## WRITTEN TASK
Everything in the data should be repeated exactly, save for the images.

## STORED ROWS
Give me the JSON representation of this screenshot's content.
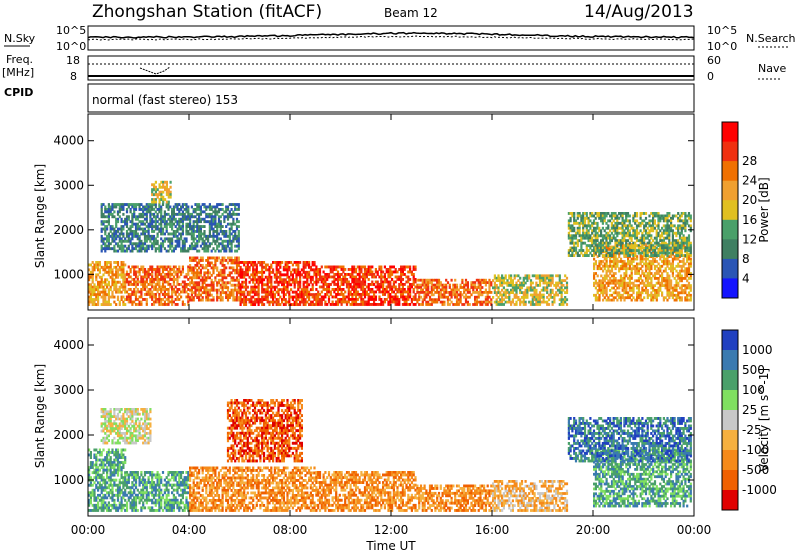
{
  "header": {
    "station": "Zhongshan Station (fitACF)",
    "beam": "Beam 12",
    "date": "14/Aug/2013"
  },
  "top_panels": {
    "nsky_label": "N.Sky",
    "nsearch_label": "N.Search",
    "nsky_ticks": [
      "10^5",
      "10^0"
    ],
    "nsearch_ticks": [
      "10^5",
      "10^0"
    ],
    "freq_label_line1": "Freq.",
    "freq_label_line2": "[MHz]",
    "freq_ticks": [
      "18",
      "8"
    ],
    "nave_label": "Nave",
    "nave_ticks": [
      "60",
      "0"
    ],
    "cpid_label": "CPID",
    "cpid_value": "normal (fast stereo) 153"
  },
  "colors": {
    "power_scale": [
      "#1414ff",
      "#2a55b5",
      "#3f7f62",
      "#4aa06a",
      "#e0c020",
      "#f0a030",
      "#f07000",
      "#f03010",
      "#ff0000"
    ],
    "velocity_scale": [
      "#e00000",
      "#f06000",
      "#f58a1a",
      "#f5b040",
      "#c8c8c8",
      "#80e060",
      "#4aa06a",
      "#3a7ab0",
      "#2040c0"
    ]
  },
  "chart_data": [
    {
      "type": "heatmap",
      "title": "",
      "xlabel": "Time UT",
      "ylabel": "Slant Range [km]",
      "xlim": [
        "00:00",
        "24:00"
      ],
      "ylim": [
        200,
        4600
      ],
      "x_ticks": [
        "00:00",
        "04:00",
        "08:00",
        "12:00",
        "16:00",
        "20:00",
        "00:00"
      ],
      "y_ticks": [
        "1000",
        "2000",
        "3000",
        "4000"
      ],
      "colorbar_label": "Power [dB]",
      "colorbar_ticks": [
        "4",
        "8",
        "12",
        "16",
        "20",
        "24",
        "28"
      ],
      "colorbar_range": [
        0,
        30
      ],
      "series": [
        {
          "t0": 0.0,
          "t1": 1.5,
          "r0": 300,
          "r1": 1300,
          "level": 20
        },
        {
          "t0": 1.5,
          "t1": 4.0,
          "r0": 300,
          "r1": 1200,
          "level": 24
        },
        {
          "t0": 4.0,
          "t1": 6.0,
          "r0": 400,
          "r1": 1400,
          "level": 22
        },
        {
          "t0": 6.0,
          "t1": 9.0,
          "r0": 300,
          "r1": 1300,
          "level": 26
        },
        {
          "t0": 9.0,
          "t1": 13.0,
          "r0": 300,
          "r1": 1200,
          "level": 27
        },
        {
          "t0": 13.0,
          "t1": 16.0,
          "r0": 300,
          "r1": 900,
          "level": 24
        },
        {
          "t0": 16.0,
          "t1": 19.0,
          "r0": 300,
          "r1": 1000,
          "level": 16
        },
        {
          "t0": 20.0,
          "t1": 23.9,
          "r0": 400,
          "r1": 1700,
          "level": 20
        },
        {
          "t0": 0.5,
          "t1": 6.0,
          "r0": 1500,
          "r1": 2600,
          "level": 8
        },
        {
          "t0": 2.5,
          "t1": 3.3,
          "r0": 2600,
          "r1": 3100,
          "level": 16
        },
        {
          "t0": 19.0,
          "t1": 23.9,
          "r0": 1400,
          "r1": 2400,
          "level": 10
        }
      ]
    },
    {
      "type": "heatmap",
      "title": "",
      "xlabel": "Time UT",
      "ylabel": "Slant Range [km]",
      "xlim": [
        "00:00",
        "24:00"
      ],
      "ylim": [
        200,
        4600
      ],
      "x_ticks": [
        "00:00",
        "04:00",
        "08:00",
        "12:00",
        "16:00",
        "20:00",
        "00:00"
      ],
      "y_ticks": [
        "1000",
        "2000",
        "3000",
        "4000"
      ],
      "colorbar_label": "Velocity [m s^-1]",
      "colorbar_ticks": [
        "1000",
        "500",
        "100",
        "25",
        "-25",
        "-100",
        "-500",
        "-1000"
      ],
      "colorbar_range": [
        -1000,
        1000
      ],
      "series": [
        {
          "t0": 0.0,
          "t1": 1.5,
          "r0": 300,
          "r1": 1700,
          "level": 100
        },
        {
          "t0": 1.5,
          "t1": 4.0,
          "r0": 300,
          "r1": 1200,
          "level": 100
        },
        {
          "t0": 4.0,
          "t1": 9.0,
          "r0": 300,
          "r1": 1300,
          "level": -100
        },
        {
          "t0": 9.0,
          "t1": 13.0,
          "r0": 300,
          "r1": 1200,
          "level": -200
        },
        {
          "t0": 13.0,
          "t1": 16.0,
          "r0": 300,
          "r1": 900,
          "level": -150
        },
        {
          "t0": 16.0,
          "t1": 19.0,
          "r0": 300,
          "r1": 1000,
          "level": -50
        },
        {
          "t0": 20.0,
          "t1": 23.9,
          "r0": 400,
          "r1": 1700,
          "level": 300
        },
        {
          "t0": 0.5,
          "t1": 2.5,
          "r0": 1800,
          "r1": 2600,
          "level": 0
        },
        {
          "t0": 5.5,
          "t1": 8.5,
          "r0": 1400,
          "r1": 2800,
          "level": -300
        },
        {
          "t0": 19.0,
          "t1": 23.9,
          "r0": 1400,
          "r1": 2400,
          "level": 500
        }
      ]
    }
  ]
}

## TASK OUTPUT
Give me the JSON representation of this screenshot's content.
{
  "header": {
    "station": "Zhongshan Station (fitACF)",
    "beam": "Beam 12",
    "date": "14/Aug/2013"
  },
  "top_panels": {
    "nsky_label": "N.Sky",
    "nsearch_label": "N.Search",
    "nsky_ticks": [
      "10^5",
      "10^0"
    ],
    "nsearch_ticks": [
      "10^5",
      "10^0"
    ],
    "freq_label_line1": "Freq.",
    "freq_label_line2": "[MHz]",
    "freq_ticks": [
      "18",
      "8"
    ],
    "nave_label": "Nave",
    "nave_ticks": [
      "60",
      "0"
    ],
    "cpid_label": "CPID",
    "cpid_value": "normal (fast stereo) 153"
  },
  "colors": {
    "power_scale": [
      "#1414ff",
      "#2a55b5",
      "#3f7f62",
      "#4aa06a",
      "#e0c020",
      "#f0a030",
      "#f07000",
      "#f03010",
      "#ff0000"
    ],
    "velocity_scale": [
      "#e00000",
      "#f06000",
      "#f58a1a",
      "#f5b040",
      "#c8c8c8",
      "#80e060",
      "#4aa06a",
      "#3a7ab0",
      "#2040c0"
    ]
  },
  "chart_data": [
    {
      "type": "heatmap",
      "title": "",
      "xlabel": "Time UT",
      "ylabel": "Slant Range [km]",
      "xlim": [
        "00:00",
        "24:00"
      ],
      "ylim": [
        200,
        4600
      ],
      "x_ticks": [
        "00:00",
        "04:00",
        "08:00",
        "12:00",
        "16:00",
        "20:00",
        "00:00"
      ],
      "y_ticks": [
        "1000",
        "2000",
        "3000",
        "4000"
      ],
      "colorbar_label": "Power [dB]",
      "colorbar_ticks": [
        "4",
        "8",
        "12",
        "16",
        "20",
        "24",
        "28"
      ],
      "colorbar_range": [
        0,
        30
      ],
      "series": [
        {
          "t0": 0.0,
          "t1": 1.5,
          "r0": 300,
          "r1": 1300,
          "level": 20
        },
        {
          "t0": 1.5,
          "t1": 4.0,
          "r0": 300,
          "r1": 1200,
          "level": 24
        },
        {
          "t0": 4.0,
          "t1": 6.0,
          "r0": 400,
          "r1": 1400,
          "level": 22
        },
        {
          "t0": 6.0,
          "t1": 9.0,
          "r0": 300,
          "r1": 1300,
          "level": 26
        },
        {
          "t0": 9.0,
          "t1": 13.0,
          "r0": 300,
          "r1": 1200,
          "level": 27
        },
        {
          "t0": 13.0,
          "t1": 16.0,
          "r0": 300,
          "r1": 900,
          "level": 24
        },
        {
          "t0": 16.0,
          "t1": 19.0,
          "r0": 300,
          "r1": 1000,
          "level": 16
        },
        {
          "t0": 20.0,
          "t1": 23.9,
          "r0": 400,
          "r1": 1700,
          "level": 20
        },
        {
          "t0": 0.5,
          "t1": 6.0,
          "r0": 1500,
          "r1": 2600,
          "level": 8
        },
        {
          "t0": 2.5,
          "t1": 3.3,
          "r0": 2600,
          "r1": 3100,
          "level": 16
        },
        {
          "t0": 19.0,
          "t1": 23.9,
          "r0": 1400,
          "r1": 2400,
          "level": 10
        }
      ]
    },
    {
      "type": "heatmap",
      "title": "",
      "xlabel": "Time UT",
      "ylabel": "Slant Range [km]",
      "xlim": [
        "00:00",
        "24:00"
      ],
      "ylim": [
        200,
        4600
      ],
      "x_ticks": [
        "00:00",
        "04:00",
        "08:00",
        "12:00",
        "16:00",
        "20:00",
        "00:00"
      ],
      "y_ticks": [
        "1000",
        "2000",
        "3000",
        "4000"
      ],
      "colorbar_label": "Velocity [m s^-1]",
      "colorbar_ticks": [
        "1000",
        "500",
        "100",
        "25",
        "-25",
        "-100",
        "-500",
        "-1000"
      ],
      "colorbar_range": [
        -1000,
        1000
      ],
      "series": [
        {
          "t0": 0.0,
          "t1": 1.5,
          "r0": 300,
          "r1": 1700,
          "level": 100
        },
        {
          "t0": 1.5,
          "t1": 4.0,
          "r0": 300,
          "r1": 1200,
          "level": 100
        },
        {
          "t0": 4.0,
          "t1": 9.0,
          "r0": 300,
          "r1": 1300,
          "level": -100
        },
        {
          "t0": 9.0,
          "t1": 13.0,
          "r0": 300,
          "r1": 1200,
          "level": -200
        },
        {
          "t0": 13.0,
          "t1": 16.0,
          "r0": 300,
          "r1": 900,
          "level": -150
        },
        {
          "t0": 16.0,
          "t1": 19.0,
          "r0": 300,
          "r1": 1000,
          "level": -50
        },
        {
          "t0": 20.0,
          "t1": 23.9,
          "r0": 400,
          "r1": 1700,
          "level": 300
        },
        {
          "t0": 0.5,
          "t1": 2.5,
          "r0": 1800,
          "r1": 2600,
          "level": 0
        },
        {
          "t0": 5.5,
          "t1": 8.5,
          "r0": 1400,
          "r1": 2800,
          "level": -300
        },
        {
          "t0": 19.0,
          "t1": 23.9,
          "r0": 1400,
          "r1": 2400,
          "level": 500
        }
      ]
    }
  ]
}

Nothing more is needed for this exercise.